(Records from a data source)
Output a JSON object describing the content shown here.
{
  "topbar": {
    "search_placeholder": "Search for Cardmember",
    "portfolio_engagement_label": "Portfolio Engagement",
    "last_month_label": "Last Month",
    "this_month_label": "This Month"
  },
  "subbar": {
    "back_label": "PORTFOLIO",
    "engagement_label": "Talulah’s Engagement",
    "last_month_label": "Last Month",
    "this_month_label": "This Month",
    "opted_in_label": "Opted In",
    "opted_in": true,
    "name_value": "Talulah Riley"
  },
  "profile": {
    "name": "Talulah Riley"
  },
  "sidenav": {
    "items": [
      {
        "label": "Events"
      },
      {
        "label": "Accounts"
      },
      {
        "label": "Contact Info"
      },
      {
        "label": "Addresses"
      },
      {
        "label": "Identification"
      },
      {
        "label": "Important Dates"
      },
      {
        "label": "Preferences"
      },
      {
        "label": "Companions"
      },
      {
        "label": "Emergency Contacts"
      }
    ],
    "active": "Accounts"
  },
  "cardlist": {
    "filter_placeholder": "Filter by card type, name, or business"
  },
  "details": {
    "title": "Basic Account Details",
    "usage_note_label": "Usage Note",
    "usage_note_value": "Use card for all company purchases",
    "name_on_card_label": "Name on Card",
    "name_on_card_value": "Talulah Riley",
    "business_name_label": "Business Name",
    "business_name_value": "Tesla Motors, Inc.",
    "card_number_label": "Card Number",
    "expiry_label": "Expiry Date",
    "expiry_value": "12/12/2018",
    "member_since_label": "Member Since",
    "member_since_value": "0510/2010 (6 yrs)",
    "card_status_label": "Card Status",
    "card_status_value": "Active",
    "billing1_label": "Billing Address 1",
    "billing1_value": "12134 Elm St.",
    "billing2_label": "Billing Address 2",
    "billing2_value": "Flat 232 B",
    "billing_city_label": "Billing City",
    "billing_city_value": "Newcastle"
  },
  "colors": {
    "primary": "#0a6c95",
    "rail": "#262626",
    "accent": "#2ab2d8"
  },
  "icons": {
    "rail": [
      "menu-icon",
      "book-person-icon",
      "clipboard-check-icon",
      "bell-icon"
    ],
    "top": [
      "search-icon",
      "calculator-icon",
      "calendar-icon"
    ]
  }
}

● **What to produce**: Transcribe the material exactly as it reads.

● **Result of this exercise**:
Output a JSON object describing the content shown here.
{
  "topbar": {
    "search_placeholder": "Search for Cardmember",
    "portfolio_engagement_label": "Portfolio Engagement",
    "last_month_label": "Last Month",
    "this_month_label": "This Month"
  },
  "subbar": {
    "back_label": "PORTFOLIO",
    "engagement_label": "Talulah’s Engagement",
    "last_month_label": "Last Month",
    "this_month_label": "This Month",
    "opted_in_label": "Opted In",
    "opted_in": true,
    "name_value": "Talulah Riley"
  },
  "profile": {
    "name": "Talulah Riley"
  },
  "sidenav": {
    "items": [
      {
        "label": "Events"
      },
      {
        "label": "Accounts"
      },
      {
        "label": "Contact Info"
      },
      {
        "label": "Addresses"
      },
      {
        "label": "Identification"
      },
      {
        "label": "Important Dates"
      },
      {
        "label": "Preferences"
      },
      {
        "label": "Companions"
      },
      {
        "label": "Emergency Contacts"
      }
    ],
    "active": "Accounts"
  },
  "cardlist": {
    "filter_placeholder": "Filter by card type, name, or business"
  },
  "details": {
    "title": "Basic Account Details",
    "usage_note_label": "Usage Note",
    "usage_note_value": "Use card for all company purchases",
    "name_on_card_label": "Name on Card",
    "name_on_card_value": "Talulah Riley",
    "business_name_label": "Business Name",
    "business_name_value": "Tesla Motors, Inc.",
    "card_number_label": "Card Number",
    "expiry_label": "Expiry Date",
    "expiry_value": "12/12/2018",
    "member_since_label": "Member Since",
    "member_since_value": "0510/2010 (6 yrs)",
    "card_status_label": "Card Status",
    "card_status_value": "Active",
    "billing1_label": "Billing Address 1",
    "billing1_value": "12134 Elm St.",
    "billing2_label": "Billing Address 2",
    "billing2_value": "Flat 232 B",
    "billing_city_label": "Billing City",
    "billing_city_value": "Newcastle"
  },
  "colors": {
    "primary": "#0a6c95",
    "rail": "#262626",
    "accent": "#2ab2d8"
  },
  "icons": {
    "rail": [
      "menu-icon",
      "book-person-icon",
      "clipboard-check-icon",
      "bell-icon"
    ],
    "top": [
      "search-icon",
      "calculator-icon",
      "calendar-icon"
    ]
  }
}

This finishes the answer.